- [Recorded information]
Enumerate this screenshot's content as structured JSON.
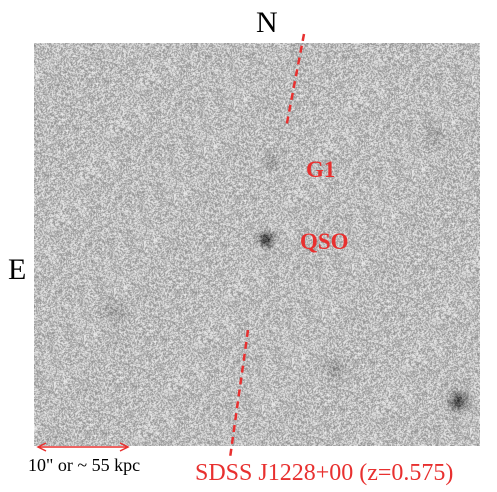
{
  "image": {
    "type": "grayscale astronomical field image",
    "background_color": "#bdbdbd",
    "label_color": "#e8302f"
  },
  "orientation": {
    "north_label": "N",
    "east_label": "E"
  },
  "objects": [
    {
      "name": "G1",
      "label": "G1"
    },
    {
      "name": "QSO",
      "label": "QSO"
    }
  ],
  "scale_bar": {
    "text": "10\" or ~ 55 kpc"
  },
  "caption": "SDSS J1228+00 (z=0.575)"
}
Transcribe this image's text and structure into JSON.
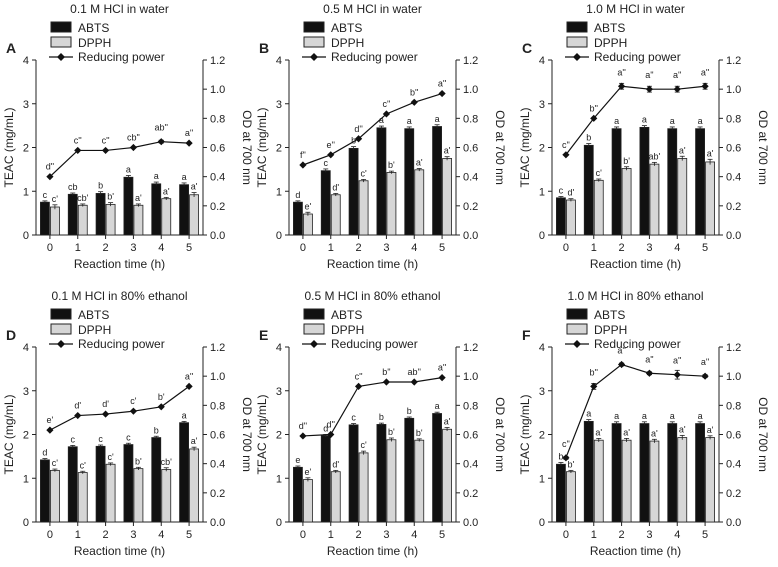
{
  "colors": {
    "abts": "#111111",
    "dpph": "#d6d6d6",
    "line": "#111111",
    "axis": "#222222"
  },
  "legend": {
    "abts": "ABTS",
    "dpph": "DPPH",
    "reducing": "Reducing power"
  },
  "chart_data": [
    {
      "panel": "A",
      "type": "bar",
      "title": "0.1 M HCl in water",
      "xlabel": "Reaction time (h)",
      "ylabel": "TEAC (mg/mL)",
      "y2label": "OD at 700 nm",
      "categories": [
        "0",
        "1",
        "2",
        "3",
        "4",
        "5"
      ],
      "ylim": [
        0,
        4
      ],
      "yticks": [
        "0",
        "1",
        "2",
        "3",
        "4"
      ],
      "y2lim": [
        0,
        1.2
      ],
      "y2ticks": [
        "0.0",
        "0.2",
        "0.4",
        "0.6",
        "0.8",
        "1.0",
        "1.2"
      ],
      "series": [
        {
          "name": "ABTS",
          "values": [
            0.75,
            0.93,
            0.95,
            1.32,
            1.17,
            1.15
          ],
          "err": [
            0.03,
            0.03,
            0.04,
            0.04,
            0.04,
            0.04
          ],
          "labels": [
            "c",
            "cb",
            "b",
            "a",
            "a",
            "a"
          ]
        },
        {
          "name": "DPPH",
          "values": [
            0.64,
            0.68,
            0.7,
            0.68,
            0.83,
            0.92
          ],
          "err": [
            0.05,
            0.03,
            0.04,
            0.03,
            0.03,
            0.05
          ],
          "labels": [
            "c'",
            "cb'",
            "b'",
            "a'",
            "a'",
            "a'"
          ]
        },
        {
          "name": "Reducing power",
          "values": [
            0.4,
            0.58,
            0.58,
            0.6,
            0.64,
            0.63
          ],
          "err": [
            0,
            0,
            0,
            0,
            0.01,
            0
          ],
          "labels": [
            "d''",
            "c''",
            "c''",
            "cb''",
            "ab''",
            "a''"
          ]
        }
      ]
    },
    {
      "panel": "B",
      "type": "bar",
      "title": "0.5 M HCl in water",
      "xlabel": "Reaction time (h)",
      "ylabel": "TEAC (mg/mL)",
      "y2label": "OD at 700 nm",
      "categories": [
        "0",
        "1",
        "2",
        "3",
        "4",
        "5"
      ],
      "ylim": [
        0,
        4
      ],
      "yticks": [
        "0",
        "1",
        "2",
        "3",
        "4"
      ],
      "y2lim": [
        0,
        1.2
      ],
      "y2ticks": [
        "0.0",
        "0.2",
        "0.4",
        "0.6",
        "0.8",
        "1.0",
        "1.2"
      ],
      "series": [
        {
          "name": "ABTS",
          "values": [
            0.75,
            1.47,
            1.98,
            2.45,
            2.43,
            2.48
          ],
          "err": [
            0.03,
            0.04,
            0.04,
            0.04,
            0.04,
            0.04
          ],
          "labels": [
            "d",
            "c",
            "b",
            "a",
            "a",
            "a"
          ]
        },
        {
          "name": "DPPH",
          "values": [
            0.48,
            0.92,
            1.24,
            1.43,
            1.49,
            1.75
          ],
          "err": [
            0.04,
            0.03,
            0.03,
            0.03,
            0.03,
            0.04
          ],
          "labels": [
            "e'",
            "d'",
            "c'",
            "b'",
            "a'",
            "a'"
          ]
        },
        {
          "name": "Reducing power",
          "values": [
            0.48,
            0.55,
            0.66,
            0.83,
            0.91,
            0.97
          ],
          "err": [
            0,
            0,
            0,
            0,
            0,
            0
          ],
          "labels": [
            "f''",
            "e''",
            "d''",
            "c''",
            "b''",
            "a''"
          ]
        }
      ]
    },
    {
      "panel": "C",
      "type": "bar",
      "title": "1.0 M HCl in water",
      "xlabel": "Reaction time (h)",
      "ylabel": "TEAC (mg/mL)",
      "y2label": "OD at 700 nm",
      "categories": [
        "0",
        "1",
        "2",
        "3",
        "4",
        "5"
      ],
      "ylim": [
        0,
        4
      ],
      "yticks": [
        "0",
        "1",
        "2",
        "3",
        "4"
      ],
      "y2lim": [
        0,
        1.2
      ],
      "y2ticks": [
        "0.0",
        "0.2",
        "0.4",
        "0.6",
        "0.8",
        "1.0",
        "1.2"
      ],
      "series": [
        {
          "name": "ABTS",
          "values": [
            0.85,
            2.05,
            2.43,
            2.46,
            2.43,
            2.43
          ],
          "err": [
            0.03,
            0.04,
            0.04,
            0.04,
            0.04,
            0.04
          ],
          "labels": [
            "c",
            "b",
            "a",
            "a",
            "a",
            "a"
          ]
        },
        {
          "name": "DPPH",
          "values": [
            0.8,
            1.25,
            1.52,
            1.62,
            1.75,
            1.67
          ],
          "err": [
            0.03,
            0.03,
            0.04,
            0.04,
            0.05,
            0.06
          ],
          "labels": [
            "d'",
            "c'",
            "b'",
            "ab'",
            "a'",
            "a'"
          ]
        },
        {
          "name": "Reducing power",
          "values": [
            0.55,
            0.8,
            1.02,
            1.0,
            1.0,
            1.02
          ],
          "err": [
            0,
            0,
            0.02,
            0.02,
            0.02,
            0.02
          ],
          "labels": [
            "c''",
            "b''",
            "a''",
            "a''",
            "a''",
            "a''"
          ]
        }
      ]
    },
    {
      "panel": "D",
      "type": "bar",
      "title": "0.1 M HCl in 80% ethanol",
      "xlabel": "Reaction time (h)",
      "ylabel": "TEAC (mg/mL)",
      "y2label": "OD at 700 nm",
      "categories": [
        "0",
        "1",
        "2",
        "3",
        "4",
        "5"
      ],
      "ylim": [
        0,
        4
      ],
      "yticks": [
        "0",
        "1",
        "2",
        "3",
        "4"
      ],
      "y2lim": [
        0,
        1.2
      ],
      "y2ticks": [
        "0.0",
        "0.2",
        "0.4",
        "0.6",
        "0.8",
        "1.0",
        "1.2"
      ],
      "series": [
        {
          "name": "ABTS",
          "values": [
            1.42,
            1.72,
            1.73,
            1.77,
            1.93,
            2.27
          ],
          "err": [
            0.03,
            0.03,
            0.03,
            0.03,
            0.03,
            0.03
          ],
          "labels": [
            "d",
            "c",
            "c",
            "c",
            "b",
            "a"
          ]
        },
        {
          "name": "DPPH",
          "values": [
            1.18,
            1.13,
            1.32,
            1.22,
            1.2,
            1.67
          ],
          "err": [
            0.03,
            0.03,
            0.03,
            0.03,
            0.04,
            0.04
          ],
          "labels": [
            "c'",
            "c'",
            "c'",
            "b'",
            "cb'",
            "a'"
          ]
        },
        {
          "name": "Reducing power",
          "values": [
            0.63,
            0.73,
            0.74,
            0.76,
            0.79,
            0.93
          ],
          "err": [
            0,
            0,
            0,
            0,
            0,
            0
          ],
          "labels": [
            "e'",
            "d'",
            "d'",
            "c'",
            "b'",
            "a''"
          ]
        }
      ]
    },
    {
      "panel": "E",
      "type": "bar",
      "title": "0.5 M HCl in 80% ethanol",
      "xlabel": "Reaction time (h)",
      "ylabel": "TEAC (mg/mL)",
      "y2label": "OD at 700 nm",
      "categories": [
        "0",
        "1",
        "2",
        "3",
        "4",
        "5"
      ],
      "ylim": [
        0,
        4
      ],
      "yticks": [
        "0",
        "1",
        "2",
        "3",
        "4"
      ],
      "y2lim": [
        0,
        1.2
      ],
      "y2ticks": [
        "0.0",
        "0.2",
        "0.4",
        "0.6",
        "0.8",
        "1.0",
        "1.2"
      ],
      "series": [
        {
          "name": "ABTS",
          "values": [
            1.25,
            1.97,
            2.22,
            2.23,
            2.37,
            2.48
          ],
          "err": [
            0.03,
            0.03,
            0.03,
            0.03,
            0.03,
            0.03
          ],
          "labels": [
            "e",
            "d",
            "c",
            "b",
            "b",
            "a"
          ]
        },
        {
          "name": "DPPH",
          "values": [
            0.97,
            1.15,
            1.58,
            1.88,
            1.87,
            2.12
          ],
          "err": [
            0.04,
            0.03,
            0.04,
            0.04,
            0.03,
            0.04
          ],
          "labels": [
            "e'",
            "d'",
            "c'",
            "b'",
            "b'",
            "a'"
          ]
        },
        {
          "name": "Reducing power",
          "values": [
            0.59,
            0.6,
            0.93,
            0.96,
            0.96,
            0.99
          ],
          "err": [
            0,
            0,
            0,
            0,
            0,
            0
          ],
          "labels": [
            "d''",
            "d''",
            "c''",
            "b''",
            "ab''",
            "a''"
          ]
        }
      ]
    },
    {
      "panel": "F",
      "type": "bar",
      "title": "1.0 M HCl in 80% ethanol",
      "xlabel": "Reaction time (h)",
      "ylabel": "TEAC (mg/mL)",
      "y2label": "OD at 700 nm",
      "categories": [
        "0",
        "1",
        "2",
        "3",
        "4",
        "5"
      ],
      "ylim": [
        0,
        4
      ],
      "yticks": [
        "0",
        "1",
        "2",
        "3",
        "4"
      ],
      "y2lim": [
        0,
        1.2
      ],
      "y2ticks": [
        "0.0",
        "0.2",
        "0.4",
        "0.6",
        "0.8",
        "1.0",
        "1.2"
      ],
      "series": [
        {
          "name": "ABTS",
          "values": [
            1.32,
            2.3,
            2.25,
            2.25,
            2.25,
            2.25
          ],
          "err": [
            0.04,
            0.04,
            0.04,
            0.04,
            0.04,
            0.04
          ],
          "labels": [
            "b",
            "a",
            "a",
            "a",
            "a",
            "a"
          ]
        },
        {
          "name": "DPPH",
          "values": [
            1.15,
            1.87,
            1.87,
            1.85,
            1.93,
            1.93
          ],
          "err": [
            0.03,
            0.04,
            0.04,
            0.04,
            0.05,
            0.04
          ],
          "labels": [
            "b'",
            "a'",
            "a'",
            "a'",
            "a'",
            "a'"
          ]
        },
        {
          "name": "Reducing power",
          "values": [
            0.44,
            0.93,
            1.08,
            1.02,
            1.01,
            1.0
          ],
          "err": [
            0.01,
            0.02,
            0.01,
            0.01,
            0.03,
            0.01
          ],
          "labels": [
            "c''",
            "b''",
            "a''",
            "a''",
            "a''",
            "a''"
          ]
        }
      ]
    }
  ]
}
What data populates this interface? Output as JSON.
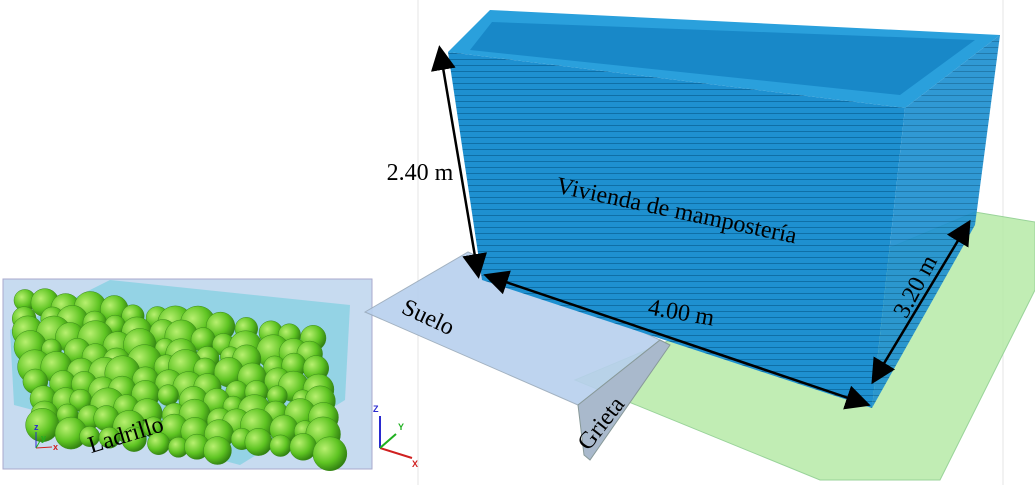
{
  "inset": {
    "label": "Ladrillo",
    "axes": [
      "z",
      "y",
      "x"
    ]
  },
  "main": {
    "house_label": "Vivienda de mampostería",
    "height": "2.40 m",
    "width": "4.00 m",
    "depth": "3.20 m",
    "ground": "Suelo",
    "crack": "Grieta",
    "axes": [
      "Z",
      "Y",
      "X"
    ]
  }
}
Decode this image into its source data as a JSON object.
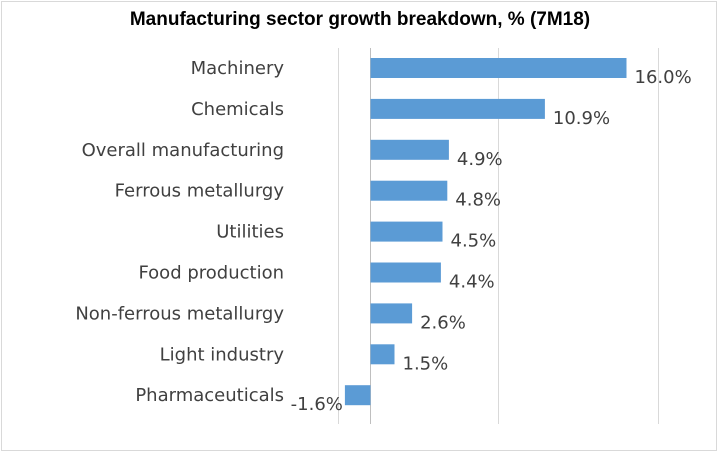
{
  "chart_data": {
    "type": "bar",
    "orientation": "horizontal",
    "title": "Manufacturing sector growth breakdown, % (7M18)",
    "categories": [
      "Machinery",
      "Chemicals",
      "Overall manufacturing",
      "Ferrous metallurgy",
      "Utilities",
      "Food production",
      "Non-ferrous metallurgy",
      "Light industry",
      "Pharmaceuticals"
    ],
    "values": [
      16.0,
      10.9,
      4.9,
      4.8,
      4.5,
      4.4,
      2.6,
      1.5,
      -1.6
    ],
    "data_labels": [
      "16.0%",
      "10.9%",
      "4.9%",
      "4.8%",
      "4.5%",
      "4.4%",
      "2.6%",
      "1.5%",
      "-1.6%"
    ],
    "xlim": [
      -2,
      18
    ],
    "grid": true,
    "legend": "none",
    "bar_color": "#5b9bd5",
    "grid_color": "#d9d9d9"
  }
}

- [Stated goal] Write out again, exactly, each line from the one containing "Decode this image" through the last line of the entries, and omit every picture.

- [Exercise output]
Decode this image into its source data as a JSON object.
{
  "chart_data": {
    "type": "bar",
    "orientation": "horizontal",
    "title": "Manufacturing sector growth breakdown, % (7M18)",
    "categories": [
      "Machinery",
      "Chemicals",
      "Overall manufacturing",
      "Ferrous metallurgy",
      "Utilities",
      "Food production",
      "Non-ferrous metallurgy",
      "Light industry",
      "Pharmaceuticals"
    ],
    "values": [
      16.0,
      10.9,
      4.9,
      4.8,
      4.5,
      4.4,
      2.6,
      1.5,
      -1.6
    ],
    "data_labels": [
      "16.0%",
      "10.9%",
      "4.9%",
      "4.8%",
      "4.5%",
      "4.4%",
      "2.6%",
      "1.5%",
      "-1.6%"
    ],
    "xlim": [
      -2,
      18
    ],
    "grid": true,
    "legend": "none",
    "bar_color": "#5b9bd5",
    "grid_color": "#d9d9d9"
  }
}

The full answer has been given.